## SELECTED EXCERPT

Background

Renal cell carcinoma (RCC) accounts for 3% of all malignant tumours worldwide [1]. With the advancement of surgical procedures and adjuvant therapy, the long-term prognostic outcome of RCC has become favourable with a 5-year survival rate of 80–90 % in most histological subtypes[2]. Based on pathological data, RCC subtype, tumour grade, sarcomatoid and rhabdoid features, and TNM stage are commonly used prognostic factors of RCC [3]. Combining these factors, several prognostic models have established to predict survival among the RCC patients and validated their usefulness externally[3].

Notably, preoperative blood parameters can be used to reflect the inflammatory status and health conditions of patients in an economic and convenient manner. The inflammation status has been well associated with genesis, progression, and metastasis of tumours [4]. Preoperative inflammation indicators such as neutrophils, lymphocytes, platelets, neutrophil-lymphocyte ratio (NLR), and the platelet lymphocyte ratio (PLR) have been reported for prognostic value in urologic malignancies such as prostate and bladder cancers [5, 6]. Previously, in RCC too, elevated neutrophils, platelets, NLR, PLR, and decreased lymphocytes were linked to poor survival rates [7,8,9]. Moreover, other preoperative blood parameters such as haemoglobin, AST/ALT, albumin have been suggested to hold prognostic values predicting survival in RCC [10]. Recently, a novel prognostic system incorporating preoperative blood parameters has also been designed to improve prognostic accuracy to predict metastatic RCC [11].

Intriguingly, 4–10 % of RCC patients exhibit thrombus either in the renal vein or inferior vena cava [12]. Due to the complexity of the inflammatory status and rarity of data, the prognostic significance of preoperative blood parameters has not been extensively studied yet. Therefore, this study was aimed to determine the prognostic value of preoperative blood parameters in RCC and TT patients that were surgically treated.

Methods

Patient population

After approval from the Peking University Third Hospital Medical Science Research Ethics Committee, we retrospectively analysed the clinicopathological data of 278 patients. These were diagnosed with renal neoplasms and tumour thrombus receiving nephrectomy and thrombectomy at our institute between Jan 2014 and Dec 2019. The excluding criteria were as follows: (1) non-renal cell carcinoma, (2) preoperative suspicious distant metastasis, (3) bilateral or recurrent tumour, (4) combined with hematological disease or gastrointestinal disease, (5) a past-history of splenectomy. The flow chart describing the inclusion criteria of patients is shown in Fig. 1. Finally, data belonging to 146 patients were used for further research. The corresponding clinicopathological data and blood parameters were obtained using the patients’ medical and pathological records.

## MATERIAL PROVIDED
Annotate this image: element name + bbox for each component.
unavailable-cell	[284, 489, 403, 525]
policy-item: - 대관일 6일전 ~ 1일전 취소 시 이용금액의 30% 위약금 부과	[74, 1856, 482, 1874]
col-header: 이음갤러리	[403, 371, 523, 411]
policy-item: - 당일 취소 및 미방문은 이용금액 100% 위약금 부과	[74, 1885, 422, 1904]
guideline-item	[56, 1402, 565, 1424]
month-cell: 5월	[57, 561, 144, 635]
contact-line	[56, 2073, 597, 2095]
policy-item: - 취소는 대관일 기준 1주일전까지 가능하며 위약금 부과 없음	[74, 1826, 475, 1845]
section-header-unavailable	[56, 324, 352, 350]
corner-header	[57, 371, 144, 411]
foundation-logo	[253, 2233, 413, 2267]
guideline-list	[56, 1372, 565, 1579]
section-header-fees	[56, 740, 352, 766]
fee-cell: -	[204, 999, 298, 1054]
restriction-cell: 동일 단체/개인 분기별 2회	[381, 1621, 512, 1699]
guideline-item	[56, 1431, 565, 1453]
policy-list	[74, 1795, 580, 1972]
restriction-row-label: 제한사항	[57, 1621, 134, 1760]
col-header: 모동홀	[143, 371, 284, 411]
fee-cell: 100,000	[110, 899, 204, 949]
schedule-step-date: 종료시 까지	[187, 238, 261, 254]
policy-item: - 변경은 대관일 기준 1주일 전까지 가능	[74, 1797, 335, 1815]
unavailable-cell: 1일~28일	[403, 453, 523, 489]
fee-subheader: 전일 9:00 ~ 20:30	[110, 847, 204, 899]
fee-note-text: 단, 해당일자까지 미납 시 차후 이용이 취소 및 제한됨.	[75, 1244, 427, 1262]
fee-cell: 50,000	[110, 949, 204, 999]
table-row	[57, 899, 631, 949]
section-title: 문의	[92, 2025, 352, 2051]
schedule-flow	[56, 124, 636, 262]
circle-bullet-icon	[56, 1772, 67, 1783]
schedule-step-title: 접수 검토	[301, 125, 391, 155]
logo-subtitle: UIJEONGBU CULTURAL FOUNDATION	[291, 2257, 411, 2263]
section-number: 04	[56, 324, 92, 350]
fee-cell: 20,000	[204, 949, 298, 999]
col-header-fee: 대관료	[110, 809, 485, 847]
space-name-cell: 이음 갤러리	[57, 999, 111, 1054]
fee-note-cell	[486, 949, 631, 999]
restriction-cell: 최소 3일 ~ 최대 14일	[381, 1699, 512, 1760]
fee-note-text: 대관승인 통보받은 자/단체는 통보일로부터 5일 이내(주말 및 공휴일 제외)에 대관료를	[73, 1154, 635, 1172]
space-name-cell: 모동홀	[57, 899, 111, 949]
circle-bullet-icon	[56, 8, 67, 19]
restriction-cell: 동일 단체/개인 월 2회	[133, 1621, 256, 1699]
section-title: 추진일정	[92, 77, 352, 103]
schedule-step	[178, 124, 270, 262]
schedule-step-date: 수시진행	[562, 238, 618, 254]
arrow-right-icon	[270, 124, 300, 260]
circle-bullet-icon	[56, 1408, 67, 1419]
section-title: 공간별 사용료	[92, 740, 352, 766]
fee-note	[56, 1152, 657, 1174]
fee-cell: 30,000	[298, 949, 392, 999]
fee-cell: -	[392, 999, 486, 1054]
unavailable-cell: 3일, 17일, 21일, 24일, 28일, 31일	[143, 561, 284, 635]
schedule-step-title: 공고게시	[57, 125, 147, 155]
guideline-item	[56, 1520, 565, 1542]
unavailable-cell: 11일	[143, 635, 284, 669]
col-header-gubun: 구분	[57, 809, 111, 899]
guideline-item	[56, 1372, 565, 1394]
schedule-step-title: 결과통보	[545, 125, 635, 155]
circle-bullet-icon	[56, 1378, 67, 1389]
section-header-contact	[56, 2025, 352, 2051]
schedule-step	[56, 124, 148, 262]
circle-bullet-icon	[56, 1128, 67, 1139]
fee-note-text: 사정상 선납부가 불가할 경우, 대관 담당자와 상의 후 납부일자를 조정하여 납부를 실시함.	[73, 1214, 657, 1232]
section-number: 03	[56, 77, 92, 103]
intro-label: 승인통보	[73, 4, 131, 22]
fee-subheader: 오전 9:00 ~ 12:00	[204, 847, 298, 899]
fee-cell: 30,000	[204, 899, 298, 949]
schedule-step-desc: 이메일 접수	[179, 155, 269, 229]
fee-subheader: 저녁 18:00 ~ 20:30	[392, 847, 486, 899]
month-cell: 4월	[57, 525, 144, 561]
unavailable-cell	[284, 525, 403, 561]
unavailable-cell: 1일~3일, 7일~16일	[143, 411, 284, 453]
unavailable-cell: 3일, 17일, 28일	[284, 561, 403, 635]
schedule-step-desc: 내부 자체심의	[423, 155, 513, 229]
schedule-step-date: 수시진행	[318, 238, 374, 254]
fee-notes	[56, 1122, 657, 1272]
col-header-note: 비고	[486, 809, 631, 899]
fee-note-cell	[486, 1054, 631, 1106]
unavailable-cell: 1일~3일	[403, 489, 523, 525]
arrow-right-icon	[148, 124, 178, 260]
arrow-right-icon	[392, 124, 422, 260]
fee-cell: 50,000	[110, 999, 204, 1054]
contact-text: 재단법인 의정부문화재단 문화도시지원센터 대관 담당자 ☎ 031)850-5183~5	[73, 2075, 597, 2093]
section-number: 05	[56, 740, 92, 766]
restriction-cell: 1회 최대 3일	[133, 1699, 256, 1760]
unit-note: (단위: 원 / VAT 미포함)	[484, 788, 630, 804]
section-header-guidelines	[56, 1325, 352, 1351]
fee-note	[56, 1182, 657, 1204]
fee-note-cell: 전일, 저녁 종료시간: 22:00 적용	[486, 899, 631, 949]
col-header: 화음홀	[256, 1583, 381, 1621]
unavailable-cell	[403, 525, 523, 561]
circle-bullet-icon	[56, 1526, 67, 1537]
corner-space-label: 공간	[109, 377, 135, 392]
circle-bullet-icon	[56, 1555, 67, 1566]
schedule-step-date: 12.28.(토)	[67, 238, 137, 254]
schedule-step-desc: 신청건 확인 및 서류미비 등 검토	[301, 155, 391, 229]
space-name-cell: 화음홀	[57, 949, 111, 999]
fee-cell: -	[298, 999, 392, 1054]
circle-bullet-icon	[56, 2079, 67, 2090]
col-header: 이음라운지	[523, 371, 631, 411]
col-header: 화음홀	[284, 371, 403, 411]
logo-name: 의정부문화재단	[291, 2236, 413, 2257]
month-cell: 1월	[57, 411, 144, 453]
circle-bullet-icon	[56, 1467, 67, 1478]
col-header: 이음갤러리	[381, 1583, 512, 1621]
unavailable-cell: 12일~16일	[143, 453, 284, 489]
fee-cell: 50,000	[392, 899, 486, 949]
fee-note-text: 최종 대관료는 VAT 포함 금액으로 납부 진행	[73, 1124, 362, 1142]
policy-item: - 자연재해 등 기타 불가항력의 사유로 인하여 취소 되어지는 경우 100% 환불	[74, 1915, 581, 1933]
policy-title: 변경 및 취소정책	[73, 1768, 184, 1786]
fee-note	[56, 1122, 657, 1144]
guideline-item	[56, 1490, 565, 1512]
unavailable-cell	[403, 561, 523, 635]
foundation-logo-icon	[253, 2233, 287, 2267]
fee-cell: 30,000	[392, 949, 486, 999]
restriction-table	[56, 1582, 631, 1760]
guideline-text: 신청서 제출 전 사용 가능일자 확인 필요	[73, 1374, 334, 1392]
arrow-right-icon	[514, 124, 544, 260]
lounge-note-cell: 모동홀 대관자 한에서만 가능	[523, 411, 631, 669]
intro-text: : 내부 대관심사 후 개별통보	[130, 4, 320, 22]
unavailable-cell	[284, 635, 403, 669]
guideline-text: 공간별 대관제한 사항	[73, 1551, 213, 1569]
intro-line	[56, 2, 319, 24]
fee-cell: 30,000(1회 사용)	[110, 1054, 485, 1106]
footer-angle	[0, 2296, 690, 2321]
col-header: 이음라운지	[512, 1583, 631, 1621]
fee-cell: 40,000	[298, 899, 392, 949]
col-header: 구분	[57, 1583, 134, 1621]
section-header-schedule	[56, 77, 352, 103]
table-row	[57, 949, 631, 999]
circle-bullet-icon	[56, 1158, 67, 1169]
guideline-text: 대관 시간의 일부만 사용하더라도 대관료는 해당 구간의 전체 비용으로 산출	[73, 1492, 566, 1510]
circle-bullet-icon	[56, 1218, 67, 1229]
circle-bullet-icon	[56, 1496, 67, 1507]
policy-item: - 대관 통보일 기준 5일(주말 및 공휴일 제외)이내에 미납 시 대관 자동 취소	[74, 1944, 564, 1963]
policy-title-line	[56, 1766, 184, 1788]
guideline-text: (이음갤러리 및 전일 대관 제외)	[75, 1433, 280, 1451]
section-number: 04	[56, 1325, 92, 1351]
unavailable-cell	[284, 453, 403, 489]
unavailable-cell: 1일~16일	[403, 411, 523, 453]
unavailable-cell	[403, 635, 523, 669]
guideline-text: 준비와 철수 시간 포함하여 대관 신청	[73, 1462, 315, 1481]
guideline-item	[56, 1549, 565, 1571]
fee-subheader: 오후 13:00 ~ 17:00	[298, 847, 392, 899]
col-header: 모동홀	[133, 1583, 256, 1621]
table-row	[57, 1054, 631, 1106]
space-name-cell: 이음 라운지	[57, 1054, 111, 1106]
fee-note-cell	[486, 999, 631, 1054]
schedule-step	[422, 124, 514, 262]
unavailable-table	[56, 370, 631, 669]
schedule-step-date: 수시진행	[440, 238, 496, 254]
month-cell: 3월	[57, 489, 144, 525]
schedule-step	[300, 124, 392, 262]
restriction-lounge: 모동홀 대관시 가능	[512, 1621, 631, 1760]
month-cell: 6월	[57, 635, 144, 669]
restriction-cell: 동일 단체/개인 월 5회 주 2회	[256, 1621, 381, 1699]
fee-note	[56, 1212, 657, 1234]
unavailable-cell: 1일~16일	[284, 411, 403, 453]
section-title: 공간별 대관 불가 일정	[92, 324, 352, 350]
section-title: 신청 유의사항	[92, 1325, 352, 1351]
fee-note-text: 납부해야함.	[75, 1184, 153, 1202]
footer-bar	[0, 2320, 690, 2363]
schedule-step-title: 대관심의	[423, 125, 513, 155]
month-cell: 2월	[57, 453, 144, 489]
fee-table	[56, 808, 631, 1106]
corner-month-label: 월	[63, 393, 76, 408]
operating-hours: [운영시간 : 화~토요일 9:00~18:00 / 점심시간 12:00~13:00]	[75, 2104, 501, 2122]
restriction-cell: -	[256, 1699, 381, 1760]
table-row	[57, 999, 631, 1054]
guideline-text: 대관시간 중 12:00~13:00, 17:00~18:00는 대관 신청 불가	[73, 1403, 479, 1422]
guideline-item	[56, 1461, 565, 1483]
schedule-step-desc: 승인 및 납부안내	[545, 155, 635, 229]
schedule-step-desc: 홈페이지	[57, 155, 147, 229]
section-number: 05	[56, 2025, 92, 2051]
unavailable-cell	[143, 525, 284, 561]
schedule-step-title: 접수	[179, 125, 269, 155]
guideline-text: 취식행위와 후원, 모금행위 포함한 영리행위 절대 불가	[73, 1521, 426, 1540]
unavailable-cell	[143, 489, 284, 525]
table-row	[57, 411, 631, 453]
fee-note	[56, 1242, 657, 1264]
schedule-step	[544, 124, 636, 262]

## YOUR OBJECTIVE
From the text on renal cell carcinoma, extract the passage that begins at the words "Intriguingly, 4–10 % of" and ends after the words "were surgically treated.".

## RESPONSE TO THE TASK
Intriguingly, 4–10 % of RCC patients exhibit thrombus either in the renal vein or inferior vena cava [12]. Due to the complexity of the inflammatory status and rarity of data, the prognostic significance of preoperative blood parameters has not been extensively studied yet. Therefore, this study was aimed to determine the prognostic value of preoperative blood parameters in RCC and TT patients that were surgically treated.